Task brief:
Can you copy out the lines that begin at the one containing "Text: H: H [103,90,112,103]" and stop after the one containing "Where are 60", substituting "OMe" for "methoxy" and leaving everything else unchanged?

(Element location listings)
>>>>>
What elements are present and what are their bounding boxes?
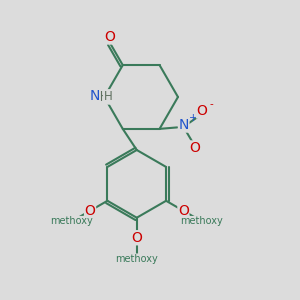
Text: H: H [103,90,112,103]
Text: O: O [131,231,142,245]
Text: N: N [178,118,189,132]
Text: O: O [104,30,115,44]
Text: +: + [189,113,197,123]
Text: O: O [196,104,207,118]
Text: methoxy: methoxy [50,216,93,226]
Text: O: O [190,141,200,155]
Text: -: - [209,99,213,109]
Text: N: N [90,89,100,103]
Text: O: O [85,204,95,218]
Text: methoxy: methoxy [116,254,158,264]
Text: NH: NH [90,90,110,104]
Text: methoxy: methoxy [180,216,223,226]
Text: O: O [178,204,189,218]
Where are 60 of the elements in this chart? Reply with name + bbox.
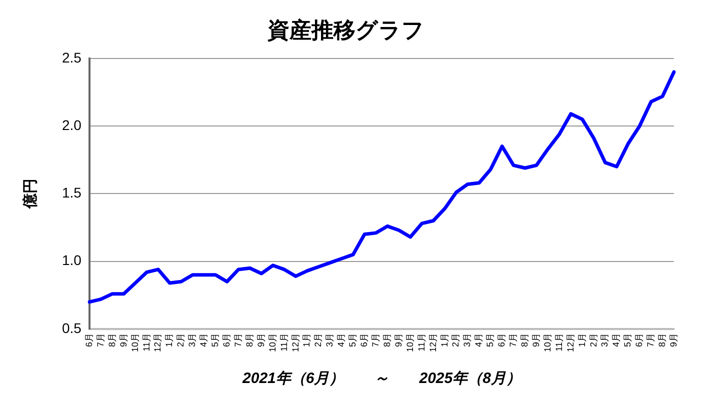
x-tick-label: 6月 — [634, 332, 644, 348]
y-tick-label: 2.5 — [62, 49, 82, 66]
x-tick-label: 9月 — [256, 332, 266, 348]
x-tick-label: 10月 — [267, 332, 278, 352]
x-tick-label: 10月 — [542, 332, 552, 352]
x-tick-label: 8月 — [657, 332, 668, 348]
y-tick-label: 0.5 — [62, 320, 82, 336]
x-tick-label: 10月 — [404, 332, 415, 352]
x-tick-label: 11月 — [554, 332, 564, 352]
x-tick-label: 5月 — [210, 332, 220, 348]
x-tick-label: 7月 — [370, 332, 380, 348]
x-tick-label: 3月 — [187, 332, 198, 348]
x-tick-label: 5月 — [485, 332, 496, 348]
x-tick-label: 1月 — [164, 332, 174, 348]
x-tick-label: 7月 — [232, 332, 243, 348]
x-tick-label: 1月 — [439, 332, 450, 348]
x-tick-label: 8月 — [382, 332, 392, 348]
x-tick-label: 2月 — [176, 332, 186, 348]
x-tick-label: 3月 — [462, 332, 472, 348]
x-tick-label: 10月 — [130, 332, 140, 352]
x-tick-label: 11月 — [416, 332, 426, 352]
x-tick-label: 5月 — [348, 332, 358, 348]
x-tick-label: 9月 — [393, 332, 404, 348]
x-tick-label: 7月 — [646, 332, 656, 348]
x-tick-label: 7月 — [508, 332, 518, 348]
x-tick-label: 4月 — [336, 332, 346, 348]
x-tick-label: 8月 — [244, 332, 254, 348]
x-tick-label: 5月 — [622, 332, 633, 348]
x-tick-label: 2月 — [588, 332, 598, 348]
y-tick-label: 1.5 — [62, 184, 82, 201]
x-tick-label: 3月 — [600, 332, 610, 348]
x-tick-label: 7月 — [95, 332, 106, 348]
x-tick-label: 6月 — [496, 332, 507, 348]
x-tick-label: 2月 — [450, 332, 461, 348]
y-tick-label: 2.0 — [62, 116, 82, 133]
x-tick-label: 1月 — [576, 332, 587, 348]
x-tick-label: 9月 — [668, 332, 678, 348]
x-tick-label: 11月 — [141, 332, 152, 352]
x-tick-label: 6月 — [84, 332, 94, 348]
x-tick-label: 12月 — [428, 332, 438, 352]
x-tick-label: 9月 — [118, 332, 128, 348]
x-tick-label: 3月 — [324, 332, 335, 348]
x-tick-label: 4月 — [474, 332, 484, 348]
x-tick-label: 11月 — [278, 332, 289, 352]
x-tick-label: 9月 — [530, 332, 541, 348]
x-tick-label: 12月 — [565, 332, 576, 352]
chart-title: 資産推移グラフ — [266, 17, 424, 42]
x-axis-title: 2021年（6月） ～ 2025年（8月） — [242, 370, 521, 388]
x-tick-label: 1月 — [302, 332, 312, 348]
x-tick-label: 4月 — [611, 332, 622, 348]
x-tick-label: 8月 — [106, 332, 117, 348]
x-tick-label: 8月 — [519, 332, 530, 348]
x-tick-label: 12月 — [152, 332, 163, 352]
x-tick-label: 6月 — [359, 332, 370, 348]
x-tick-label: 6月 — [221, 332, 232, 348]
x-tick-label: 2月 — [313, 332, 324, 348]
y-axis-title: 億円 — [22, 178, 40, 210]
x-tick-label: 4月 — [198, 332, 209, 348]
y-tick-label: 1.0 — [62, 252, 82, 268]
x-tick-label: 12月 — [290, 332, 300, 352]
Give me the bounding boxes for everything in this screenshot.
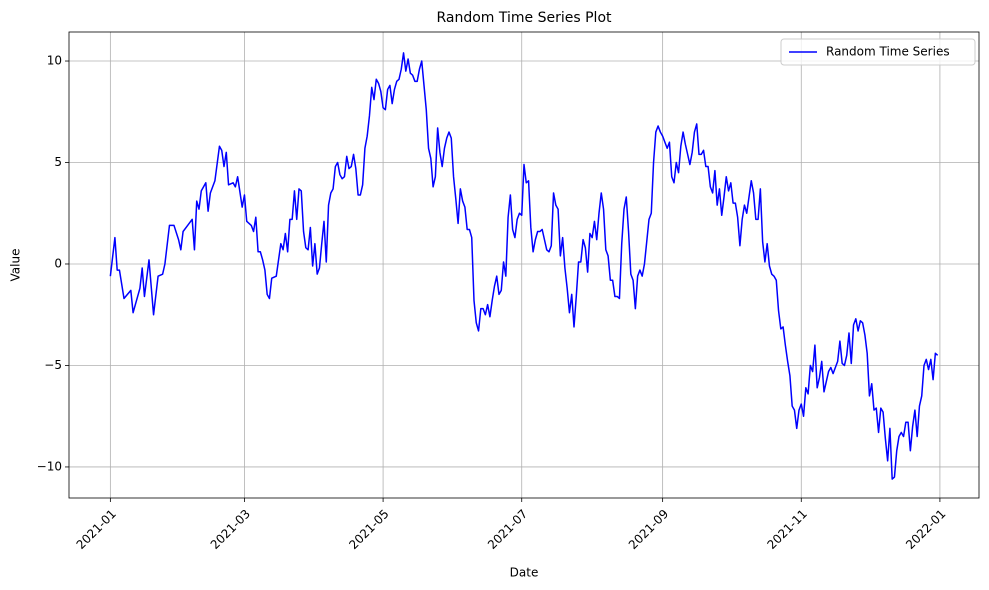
x-tick-label: 2022-01: [903, 507, 948, 552]
x-tick-label: 2021-05: [346, 507, 391, 552]
y-tick-label: 10: [47, 54, 62, 68]
x-tick-label: 2021-03: [208, 507, 253, 552]
y-tick-label: 5: [54, 155, 62, 169]
y-tick-label: 0: [54, 256, 62, 270]
y-tick-label: −5: [44, 358, 62, 372]
x-axis-label: Date: [510, 566, 539, 580]
y-axis-label: Value: [9, 249, 23, 282]
legend: Random Time Series: [780, 38, 976, 66]
x-tick-label: 2021-09: [626, 507, 671, 552]
plot-frame: [68, 31, 980, 499]
chart-title: Random Time Series Plot: [436, 10, 612, 26]
x-tick-label: 2021-01: [74, 507, 119, 552]
x-tick-label: 2021-07: [485, 507, 530, 552]
data-line: [109, 52, 939, 480]
x-tick-label: 2021-11: [765, 507, 810, 552]
y-tick-label: −10: [37, 459, 62, 473]
legend-label: Random Time Series: [826, 45, 950, 59]
legend-box: [780, 38, 976, 66]
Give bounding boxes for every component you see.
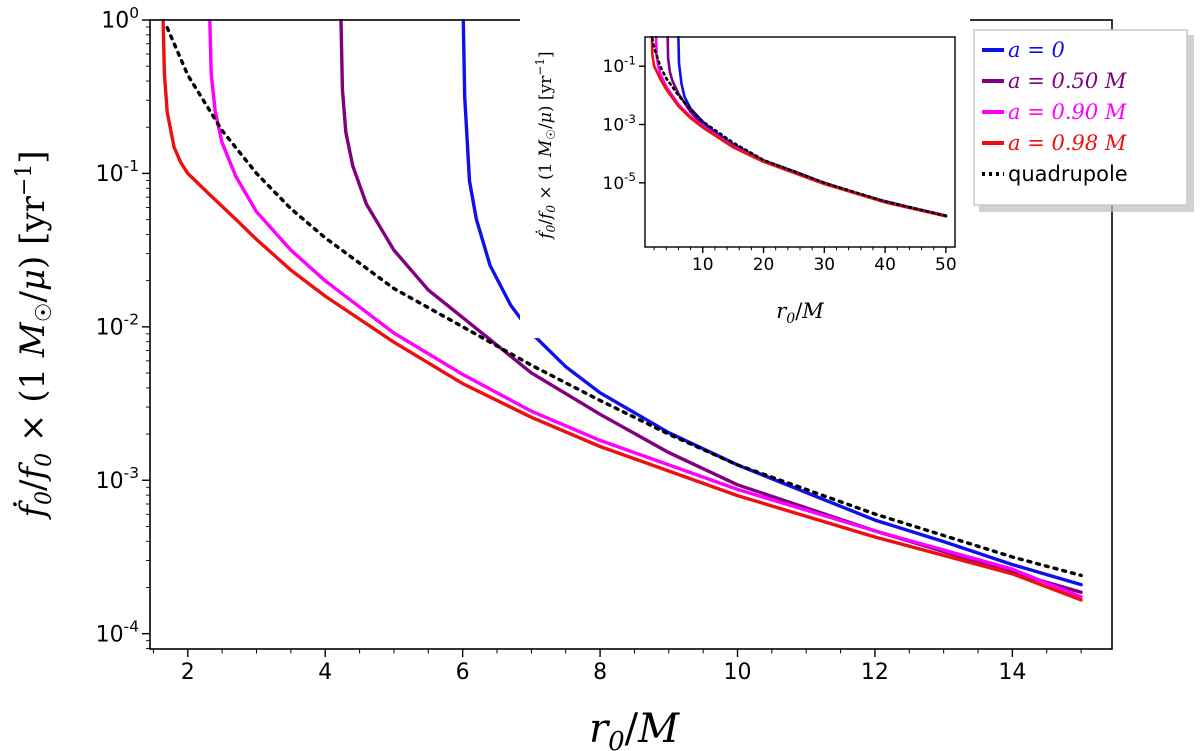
main-x-axis-title: r0/M [589, 706, 680, 751]
main-y-tick-label: 10-4 [96, 617, 139, 647]
legend-entry: quadrupole [982, 162, 1128, 186]
inset-y-tick-label: 10-1 [603, 53, 637, 77]
inset-y-axis-title: ḟ0/f0 × (1 M☉/μ) [yr−1] [533, 51, 558, 240]
main-x-tick-label: 2 [181, 660, 195, 685]
inset-x-tick-label: 20 [753, 255, 775, 275]
legend-box [973, 29, 1188, 206]
main-series-line-2 [208, 19, 1083, 599]
legend-label: quadrupole [1008, 162, 1128, 186]
legend-entry: a = 0 [982, 38, 1065, 62]
main-y-axis-title: ḟ0/f0 × (1 M☉/μ) [yr−1] [12, 150, 57, 520]
inset-x-tick-label: 50 [935, 255, 957, 275]
legend-label: a = 0 [1008, 38, 1065, 62]
inset-x-tick-label: 30 [813, 255, 835, 275]
inset-y-tick-label: 10-5 [603, 170, 637, 194]
legend-label: a = 0.90 M [1008, 100, 1127, 124]
inset-y-tick-label: 10-3 [603, 112, 637, 136]
legend-label: a = 0.50 M [1008, 69, 1127, 93]
inset-x-axis: 10 20 30 40 50 [653, 247, 957, 275]
svg-text:ḟ0/f0 × (1 M☉/μ) [yr−1]: ḟ0/f0 × (1 M☉/μ) [yr−1] [533, 51, 558, 240]
main-series-line-0 [461, 19, 1083, 587]
inset-plot: 10 20 30 40 50 10-5 10-3 10-1 r0/M ḟ0/f0 × (1 … [520, 8, 970, 338]
inset-x-tick-label: 40 [874, 255, 896, 275]
main-plot: 2 4 6 8 10 12 14 10-4 10-3 10-2 10-1 100 r0/M ḟ0/f… [12, 4, 1113, 751]
inset-series-group [650, 36, 948, 218]
inset-y-axis: 10-5 10-3 10-1 [603, 53, 645, 194]
main-series-line-3 [161, 19, 1083, 602]
main-y-tick-label: 10-1 [96, 157, 139, 187]
legend-entry: a = 0.90 M [982, 100, 1127, 124]
inset-x-tick-label: 10 [692, 255, 714, 275]
main-x-tick-label: 12 [861, 660, 889, 685]
main-x-tick-label: 10 [724, 660, 752, 685]
legend-label: a = 0.98 M [1008, 131, 1127, 155]
main-y-tick-label: 10-2 [96, 311, 139, 341]
main-x-tick-label: 6 [456, 660, 470, 685]
main-x-tick-label: 4 [318, 660, 332, 685]
legend-entry: a = 0.98 M [982, 131, 1127, 155]
legend: a = 0 a = 0.50 M a = 0.90 M a = 0.98 M quadr… [973, 29, 1194, 212]
main-series-group [161, 19, 1083, 602]
inset-x-axis-title: r0/M [776, 299, 824, 327]
main-y-tick-label: 10-3 [96, 464, 139, 494]
main-y-axis: 10-4 10-3 10-2 10-1 100 [96, 4, 150, 649]
main-x-tick-label: 8 [593, 660, 607, 685]
inset-series-line-4 [651, 37, 948, 218]
svg-text:ḟ0/f0 × (1 M☉/μ) [yr−1]: ḟ0/f0 × (1 M☉/μ) [yr−1] [12, 150, 57, 520]
legend-entry: a = 0.50 M [982, 69, 1127, 93]
main-y-tick-label: 100 [101, 4, 139, 34]
main-x-tick-label: 14 [998, 660, 1026, 685]
main-x-axis: 2 4 6 8 10 12 14 [152, 649, 1082, 685]
main-series-line-4 [165, 26, 1083, 578]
<<<<<
Response below:
Text: H: H [103,90,112,103]
Text: O: O [131,231,142,245]
Text: N: N [178,118,189,132]
Text: O: O [104,30,115,44]
Text: +: + [189,113,197,123]
Text: O: O [196,104,207,118]
Text: OMe: OMe [50,216,93,226]
Text: O: O [190,141,200,155]
Text: -: - [209,99,213,109]
Text: N: N [90,89,100,103]
Text: O: O [85,204,95,218]
Text: OMe: OMe [116,254,158,264]
Text: NH: NH [90,90,110,104]
Text: OMe: OMe [180,216,223,226]
Text: O: O [178,204,189,218]
Where are 60 of the elements in this chart? Reply with name + bbox.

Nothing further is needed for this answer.